*Exercise details*
Return the material word for word. Do not include pictures.

*Dataset entries*
[start]

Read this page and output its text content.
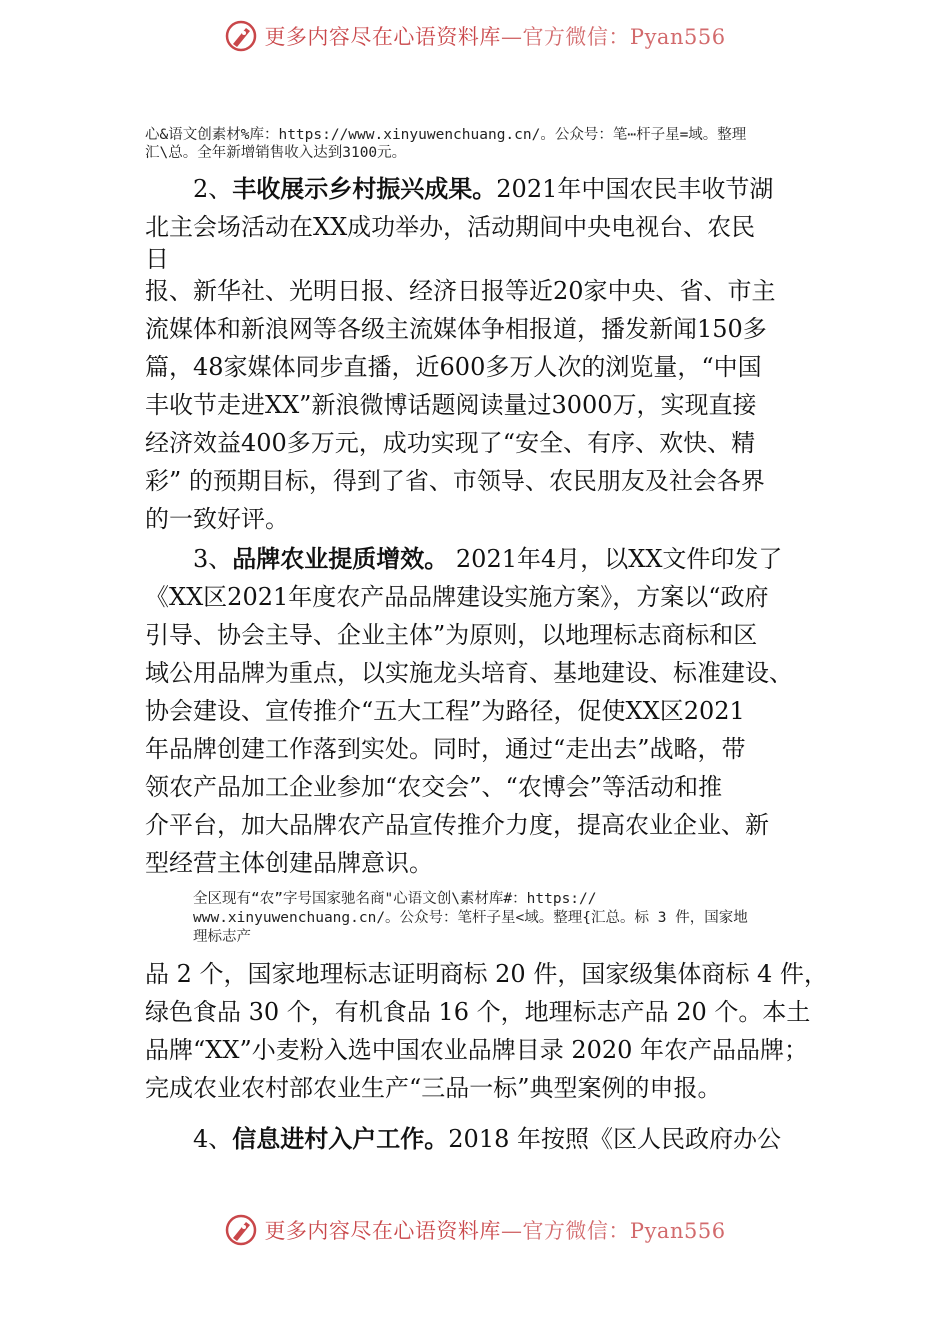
更多内容尽在心语资料库—官方微信：Pyan556
心&语文创素材%库：https://www.xinyuwenchuang.cn/。公众号：笔⋯杆子星=域。整理
汇\总。全年新增销售收入达到3100元。
2、丰收展示乡村振兴成果。2021年中国农民丰收节湖
北主会场活动在XX成功举办，活动期间中央电视台、农民
日
报、新华社、光明日报、经济日报等近20家中央、省、市主
流媒体和新浪网等各级主流媒体争相报道，播发新闻150多
篇，48家媒体同步直播，近600多万人次的浏览量，“中国
丰收节走进XX”新浪微博话题阅读量过3000万，实现直接
经济效益400多万元，成功实现了“安全、有序、欢快、精
彩” 的预期目标，得到了省、市领导、农民朋友及社会各界
的一致好评。
3、品牌农业提质增效。 2021年4月，以XX文件印发了
《XX区2021年度农产品品牌建设实施方案》，方案以“政府
引导、协会主导、企业主体”为原则，以地理标志商标和区
域公用品牌为重点，以实施龙头培育、基地建设、标准建设、
协会建设、宣传推介“五大工程”为路径，促使XX区2021
年品牌创建工作落到实处。同时，通过“走出去”战略，带
领农产品加工企业参加“农交会”、“农博会”等活动和推
介平台，加大品牌农产品宣传推介力度，提高农业企业、新
型经营主体创建品牌意识。
全区现有“农”字号国家驰名商"心语文创\素材库#：https://
www.xinyuwenchuang.cn/。公众号：笔杆子星<域。整理{汇总。标 3 件，国家地
理标志产
品 2 个，国家地理标志证明商标 20 件，国家级集体商标 4 件，
绿色食品 30 个，有机食品 16 个，地理标志产品 20 个。本土
品牌“XX”小麦粉入选中国农业品牌目录 2020 年农产品品牌；
完成农业农村部农业生产“三品一标”典型案例的申报。
4、信息进村入户工作。2018 年按照《区人民政府办公
更多内容尽在心语资料库—官方微信：Pyan556
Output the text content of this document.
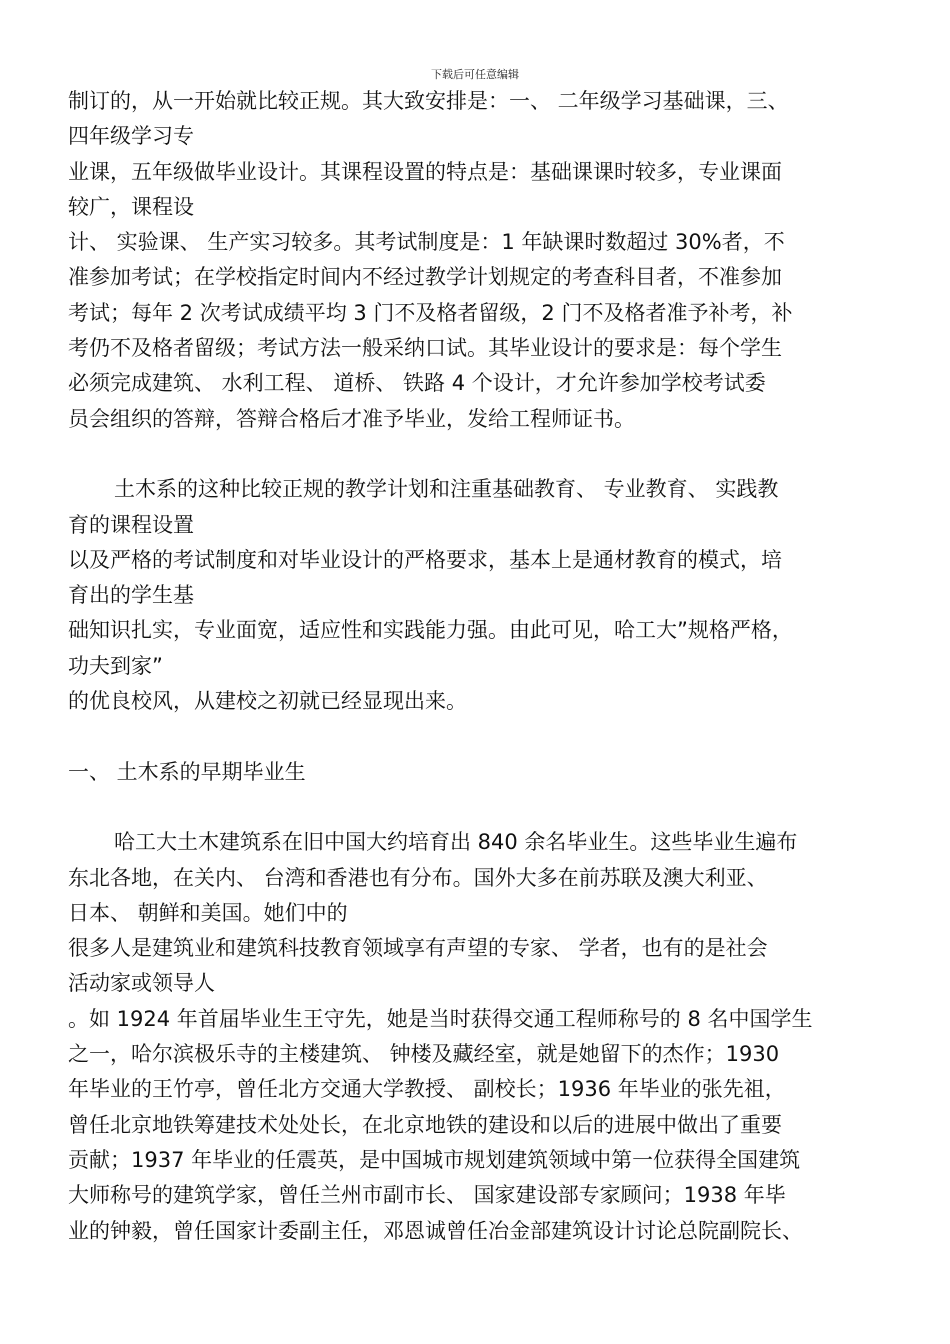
下载后可任意编辑
制订的，从一开始就比较正规。其大致安排是：一、 二年级学习基础课，三、
四年级学习专
业课，五年级做毕业设计。其课程设置的特点是：基础课课时较多，专业课面
较广，课程设
计、 实验课、 生产实习较多。其考试制度是：1 年缺课时数超过 30%者，不
准参加考试；在学校指定时间内不经过教学计划规定的考查科目者，不准参加
考试；每年 2 次考试成绩平均 3 门不及格者留级，2 门不及格者准予补考，补
考仍不及格者留级；考试方法一般采纳口试。其毕业设计的要求是：每个学生
必须完成建筑、 水利工程、 道桥、 铁路 4 个设计，才允许参加学校考试委
员会组织的答辩，答辩合格后才准予毕业，发给工程师证书。
土木系的这种比较正规的教学计划和注重基础教育、 专业教育、 实践教
育的课程设置
以及严格的考试制度和对毕业设计的严格要求，基本上是通材教育的模式，培
育出的学生基
础知识扎实，专业面宽，适应性和实践能力强。由此可见，哈工大”规格严格，
功夫到家”
的优良校风，从建校之初就已经显现出来。
一、 土木系的早期毕业生
哈工大土木建筑系在旧中国大约培育出 840 余名毕业生。这些毕业生遍布
东北各地，在关内、 台湾和香港也有分布。国外大多在前苏联及澳大利亚、
日本、 朝鲜和美国。她们中的
很多人是建筑业和建筑科技教育领域享有声望的专家、 学者，也有的是社会
活动家或领导人
。如 1924 年首届毕业生王守先，她是当时获得交通工程师称号的 8 名中国学生
之一，哈尔滨极乐寺的主楼建筑、 钟楼及藏经室，就是她留下的杰作；1930
年毕业的王竹亭，曾任北方交通大学教授、 副校长；1936 年毕业的张先祖，
曾任北京地铁筹建技术处处长，在北京地铁的建设和以后的进展中做出了重要
贡献；1937 年毕业的任震英，是中国城市规划建筑领域中第一位获得全国建筑
大师称号的建筑学家，曾任兰州市副市长、 国家建设部专家顾问；1938 年毕
业的钟毅，曾任国家计委副主任，邓恩诚曾任冶金部建筑设计讨论总院副院长、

[end]

*Result*
Read this page and output its text content.
更多内容尽在心语资料库—官方微信：Pyan556
心&语文创素材%库：https://www.xinyuwenchuang.cn/。公众号：笔⋯杆子星=域。整理
汇\总。全年新增销售收入达到3100元。
2、丰收展示乡村振兴成果。2021年中国农民丰收节湖
北主会场活动在XX成功举办，活动期间中央电视台、农民
日
报、新华社、光明日报、经济日报等近20家中央、省、市主
流媒体和新浪网等各级主流媒体争相报道，播发新闻150多
篇，48家媒体同步直播，近600多万人次的浏览量，“中国
丰收节走进XX”新浪微博话题阅读量过3000万，实现直接
经济效益400多万元，成功实现了“安全、有序、欢快、精
彩” 的预期目标，得到了省、市领导、农民朋友及社会各界
的一致好评。
3、品牌农业提质增效。 2021年4月，以XX文件印发了
《XX区2021年度农产品品牌建设实施方案》，方案以“政府
引导、协会主导、企业主体”为原则，以地理标志商标和区
域公用品牌为重点，以实施龙头培育、基地建设、标准建设、
协会建设、宣传推介“五大工程”为路径，促使XX区2021
年品牌创建工作落到实处。同时，通过“走出去”战略，带
领农产品加工企业参加“农交会”、“农博会”等活动和推
介平台，加大品牌农产品宣传推介力度，提高农业企业、新
型经营主体创建品牌意识。
全区现有“农”字号国家驰名商"心语文创\素材库#：https://
www.xinyuwenchuang.cn/。公众号：笔杆子星<域。整理{汇总。标 3 件，国家地
理标志产
品 2 个，国家地理标志证明商标 20 件，国家级集体商标 4 件，
绿色食品 30 个，有机食品 16 个，地理标志产品 20 个。本土
品牌“XX”小麦粉入选中国农业品牌目录 2020 年农产品品牌；
完成农业农村部农业生产“三品一标”典型案例的申报。
4、信息进村入户工作。2018 年按照《区人民政府办公
更多内容尽在心语资料库—官方微信：Pyan556
Output the text content of this document.
下载后可任意编辑
制订的，从一开始就比较正规。其大致安排是：一、 二年级学习基础课，三、
四年级学习专
业课，五年级做毕业设计。其课程设置的特点是：基础课课时较多，专业课面
较广，课程设
计、 实验课、 生产实习较多。其考试制度是：1 年缺课时数超过 30%者，不
准参加考试；在学校指定时间内不经过教学计划规定的考查科目者，不准参加
考试；每年 2 次考试成绩平均 3 门不及格者留级，2 门不及格者准予补考，补
考仍不及格者留级；考试方法一般采纳口试。其毕业设计的要求是：每个学生
必须完成建筑、 水利工程、 道桥、 铁路 4 个设计，才允许参加学校考试委
员会组织的答辩，答辩合格后才准予毕业，发给工程师证书。
土木系的这种比较正规的教学计划和注重基础教育、 专业教育、 实践教
育的课程设置
以及严格的考试制度和对毕业设计的严格要求，基本上是通材教育的模式，培
育出的学生基
础知识扎实，专业面宽，适应性和实践能力强。由此可见，哈工大”规格严格，
功夫到家”
的优良校风，从建校之初就已经显现出来。
一、 土木系的早期毕业生
哈工大土木建筑系在旧中国大约培育出 840 余名毕业生。这些毕业生遍布
东北各地，在关内、 台湾和香港也有分布。国外大多在前苏联及澳大利亚、
日本、 朝鲜和美国。她们中的
很多人是建筑业和建筑科技教育领域享有声望的专家、 学者，也有的是社会
活动家或领导人
。如 1924 年首届毕业生王守先，她是当时获得交通工程师称号的 8 名中国学生
之一，哈尔滨极乐寺的主楼建筑、 钟楼及藏经室，就是她留下的杰作；1930
年毕业的王竹亭，曾任北方交通大学教授、 副校长；1936 年毕业的张先祖，
曾任北京地铁筹建技术处处长，在北京地铁的建设和以后的进展中做出了重要
贡献；1937 年毕业的任震英，是中国城市规划建筑领域中第一位获得全国建筑
大师称号的建筑学家，曾任兰州市副市长、 国家建设部专家顾问；1938 年毕
业的钟毅，曾任国家计委副主任，邓恩诚曾任冶金部建筑设计讨论总院副院长、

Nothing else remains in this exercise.